- **Short problem**:
Report the number of lines containing "opioids", with no other words.

Records about charts and figures
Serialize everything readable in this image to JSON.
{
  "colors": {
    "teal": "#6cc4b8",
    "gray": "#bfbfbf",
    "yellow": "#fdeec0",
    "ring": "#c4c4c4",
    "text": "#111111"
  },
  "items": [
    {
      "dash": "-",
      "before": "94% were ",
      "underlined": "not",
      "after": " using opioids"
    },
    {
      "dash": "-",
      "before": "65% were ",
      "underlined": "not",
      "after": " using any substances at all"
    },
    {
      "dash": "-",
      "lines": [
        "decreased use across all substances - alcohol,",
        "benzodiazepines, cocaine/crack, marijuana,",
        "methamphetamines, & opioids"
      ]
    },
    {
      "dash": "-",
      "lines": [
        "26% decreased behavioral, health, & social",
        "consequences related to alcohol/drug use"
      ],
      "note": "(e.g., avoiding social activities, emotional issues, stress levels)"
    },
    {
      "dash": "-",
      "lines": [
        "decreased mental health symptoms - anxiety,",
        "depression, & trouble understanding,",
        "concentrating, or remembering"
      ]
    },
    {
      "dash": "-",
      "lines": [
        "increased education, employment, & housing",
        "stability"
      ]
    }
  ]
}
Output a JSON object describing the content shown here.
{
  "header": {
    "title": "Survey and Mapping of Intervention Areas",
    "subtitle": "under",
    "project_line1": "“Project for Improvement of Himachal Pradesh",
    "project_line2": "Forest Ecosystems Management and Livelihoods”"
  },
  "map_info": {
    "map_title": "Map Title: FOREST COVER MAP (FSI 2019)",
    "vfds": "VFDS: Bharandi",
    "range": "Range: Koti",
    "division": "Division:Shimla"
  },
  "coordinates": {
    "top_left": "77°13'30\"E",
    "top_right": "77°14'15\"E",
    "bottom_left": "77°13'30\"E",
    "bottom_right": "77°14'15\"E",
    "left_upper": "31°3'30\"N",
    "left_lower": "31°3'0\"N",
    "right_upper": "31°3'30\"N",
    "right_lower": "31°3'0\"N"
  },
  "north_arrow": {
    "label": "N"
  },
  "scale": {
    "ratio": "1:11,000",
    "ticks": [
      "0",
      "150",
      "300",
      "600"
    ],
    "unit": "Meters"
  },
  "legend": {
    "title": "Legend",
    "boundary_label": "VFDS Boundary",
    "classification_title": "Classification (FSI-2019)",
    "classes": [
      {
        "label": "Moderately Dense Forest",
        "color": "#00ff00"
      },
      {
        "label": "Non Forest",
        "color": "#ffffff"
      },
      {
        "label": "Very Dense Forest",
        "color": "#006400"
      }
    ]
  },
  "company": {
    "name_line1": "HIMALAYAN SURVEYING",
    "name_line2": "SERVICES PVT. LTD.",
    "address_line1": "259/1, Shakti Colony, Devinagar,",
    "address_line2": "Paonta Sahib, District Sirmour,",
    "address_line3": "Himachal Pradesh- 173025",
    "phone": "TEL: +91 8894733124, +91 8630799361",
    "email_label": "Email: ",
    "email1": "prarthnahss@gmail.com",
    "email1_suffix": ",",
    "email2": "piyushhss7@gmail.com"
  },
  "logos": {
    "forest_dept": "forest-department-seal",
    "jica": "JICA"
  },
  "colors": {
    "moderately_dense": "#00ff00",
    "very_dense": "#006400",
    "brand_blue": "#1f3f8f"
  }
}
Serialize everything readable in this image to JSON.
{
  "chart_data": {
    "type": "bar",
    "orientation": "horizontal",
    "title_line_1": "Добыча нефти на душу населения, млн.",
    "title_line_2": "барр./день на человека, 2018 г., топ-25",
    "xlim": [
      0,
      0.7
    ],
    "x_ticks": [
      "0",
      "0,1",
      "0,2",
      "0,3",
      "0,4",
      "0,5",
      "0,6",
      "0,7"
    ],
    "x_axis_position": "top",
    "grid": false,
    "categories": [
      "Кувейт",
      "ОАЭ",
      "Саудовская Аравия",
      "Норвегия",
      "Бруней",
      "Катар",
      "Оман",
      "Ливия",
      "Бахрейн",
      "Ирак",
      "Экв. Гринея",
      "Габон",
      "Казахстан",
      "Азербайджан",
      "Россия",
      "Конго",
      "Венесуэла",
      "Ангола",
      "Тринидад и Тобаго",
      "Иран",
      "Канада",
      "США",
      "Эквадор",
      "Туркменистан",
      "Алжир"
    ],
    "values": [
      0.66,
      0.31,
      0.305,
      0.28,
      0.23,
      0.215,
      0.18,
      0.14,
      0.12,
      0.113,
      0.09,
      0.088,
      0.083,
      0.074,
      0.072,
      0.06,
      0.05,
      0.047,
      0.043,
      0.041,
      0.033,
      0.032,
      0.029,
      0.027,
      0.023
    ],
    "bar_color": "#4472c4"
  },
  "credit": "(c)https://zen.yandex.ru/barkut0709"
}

- **Result for this task**:
2